Find every line in the records below that holds the word "color", and copy each one.

-- Provided records --
# # #

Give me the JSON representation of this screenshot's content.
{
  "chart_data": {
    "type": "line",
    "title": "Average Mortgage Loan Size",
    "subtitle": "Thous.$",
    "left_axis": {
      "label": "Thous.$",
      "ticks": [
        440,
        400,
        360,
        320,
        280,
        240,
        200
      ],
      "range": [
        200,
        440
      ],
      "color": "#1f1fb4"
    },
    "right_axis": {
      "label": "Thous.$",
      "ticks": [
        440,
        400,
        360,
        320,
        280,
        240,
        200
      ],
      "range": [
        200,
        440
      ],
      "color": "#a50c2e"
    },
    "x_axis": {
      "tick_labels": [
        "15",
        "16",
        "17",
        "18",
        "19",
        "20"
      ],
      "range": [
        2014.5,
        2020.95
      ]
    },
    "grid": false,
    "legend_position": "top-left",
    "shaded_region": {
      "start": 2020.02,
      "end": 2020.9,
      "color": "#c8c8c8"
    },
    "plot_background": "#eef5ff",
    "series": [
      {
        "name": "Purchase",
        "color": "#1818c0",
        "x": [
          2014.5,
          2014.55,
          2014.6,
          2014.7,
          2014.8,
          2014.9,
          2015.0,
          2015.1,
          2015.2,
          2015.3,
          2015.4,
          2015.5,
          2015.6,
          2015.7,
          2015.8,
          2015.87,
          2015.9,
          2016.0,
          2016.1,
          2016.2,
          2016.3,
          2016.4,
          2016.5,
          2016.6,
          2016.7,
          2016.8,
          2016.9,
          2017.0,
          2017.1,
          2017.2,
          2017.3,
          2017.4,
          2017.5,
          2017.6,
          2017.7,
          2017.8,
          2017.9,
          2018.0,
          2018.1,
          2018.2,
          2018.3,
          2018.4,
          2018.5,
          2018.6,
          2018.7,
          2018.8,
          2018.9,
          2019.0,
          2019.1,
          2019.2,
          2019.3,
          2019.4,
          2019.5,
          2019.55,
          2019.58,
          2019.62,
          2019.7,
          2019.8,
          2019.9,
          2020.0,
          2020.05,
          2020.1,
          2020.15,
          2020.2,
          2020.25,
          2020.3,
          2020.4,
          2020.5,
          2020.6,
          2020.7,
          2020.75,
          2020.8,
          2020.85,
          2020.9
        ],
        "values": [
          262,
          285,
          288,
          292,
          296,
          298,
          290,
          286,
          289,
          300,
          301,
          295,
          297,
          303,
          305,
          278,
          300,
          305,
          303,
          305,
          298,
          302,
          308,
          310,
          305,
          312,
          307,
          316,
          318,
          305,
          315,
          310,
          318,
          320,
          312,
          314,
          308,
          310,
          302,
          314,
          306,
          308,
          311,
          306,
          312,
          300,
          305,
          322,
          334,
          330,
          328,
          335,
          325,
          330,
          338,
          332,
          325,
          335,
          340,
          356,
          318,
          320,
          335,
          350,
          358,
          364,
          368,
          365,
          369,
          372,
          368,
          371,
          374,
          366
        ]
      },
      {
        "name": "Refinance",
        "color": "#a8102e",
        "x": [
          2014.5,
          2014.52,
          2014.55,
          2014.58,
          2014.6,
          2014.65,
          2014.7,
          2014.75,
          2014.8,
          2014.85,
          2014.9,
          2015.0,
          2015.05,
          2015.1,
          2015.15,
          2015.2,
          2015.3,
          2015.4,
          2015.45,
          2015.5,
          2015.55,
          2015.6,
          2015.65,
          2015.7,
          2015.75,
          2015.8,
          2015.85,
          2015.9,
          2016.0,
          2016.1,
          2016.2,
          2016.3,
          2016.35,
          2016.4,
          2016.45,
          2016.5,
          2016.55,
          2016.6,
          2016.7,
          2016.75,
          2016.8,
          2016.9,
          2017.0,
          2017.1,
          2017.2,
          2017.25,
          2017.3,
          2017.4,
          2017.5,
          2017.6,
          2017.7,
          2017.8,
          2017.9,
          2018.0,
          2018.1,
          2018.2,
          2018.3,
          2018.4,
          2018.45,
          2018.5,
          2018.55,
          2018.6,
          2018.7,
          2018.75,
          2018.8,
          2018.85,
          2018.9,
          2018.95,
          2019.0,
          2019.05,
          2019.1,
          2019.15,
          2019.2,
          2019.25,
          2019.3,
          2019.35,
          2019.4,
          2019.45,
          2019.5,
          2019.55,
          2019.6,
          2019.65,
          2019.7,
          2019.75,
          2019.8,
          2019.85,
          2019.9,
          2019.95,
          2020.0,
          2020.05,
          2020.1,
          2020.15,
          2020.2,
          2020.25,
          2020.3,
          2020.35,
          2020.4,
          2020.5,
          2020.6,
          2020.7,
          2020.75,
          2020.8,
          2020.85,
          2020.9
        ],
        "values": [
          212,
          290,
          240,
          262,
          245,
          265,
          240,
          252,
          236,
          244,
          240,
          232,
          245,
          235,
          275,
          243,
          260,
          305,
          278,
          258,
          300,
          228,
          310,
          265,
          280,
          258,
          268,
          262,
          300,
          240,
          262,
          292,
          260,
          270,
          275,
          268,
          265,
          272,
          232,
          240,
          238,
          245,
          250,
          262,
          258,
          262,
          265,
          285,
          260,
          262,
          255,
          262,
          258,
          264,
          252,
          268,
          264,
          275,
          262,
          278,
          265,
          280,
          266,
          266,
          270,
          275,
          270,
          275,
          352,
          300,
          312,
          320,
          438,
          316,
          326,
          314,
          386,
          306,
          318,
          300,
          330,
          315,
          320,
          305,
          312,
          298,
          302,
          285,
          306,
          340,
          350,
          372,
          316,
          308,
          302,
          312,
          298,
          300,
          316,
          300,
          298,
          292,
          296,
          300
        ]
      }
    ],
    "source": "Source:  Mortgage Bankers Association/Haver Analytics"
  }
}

# # #

-- Written solution --
      "color": "#1f1fb4"
      "color": "#a50c2e"
      "color": "#c8c8c8"
        "color": "#1818c0",
        "color": "#a8102e",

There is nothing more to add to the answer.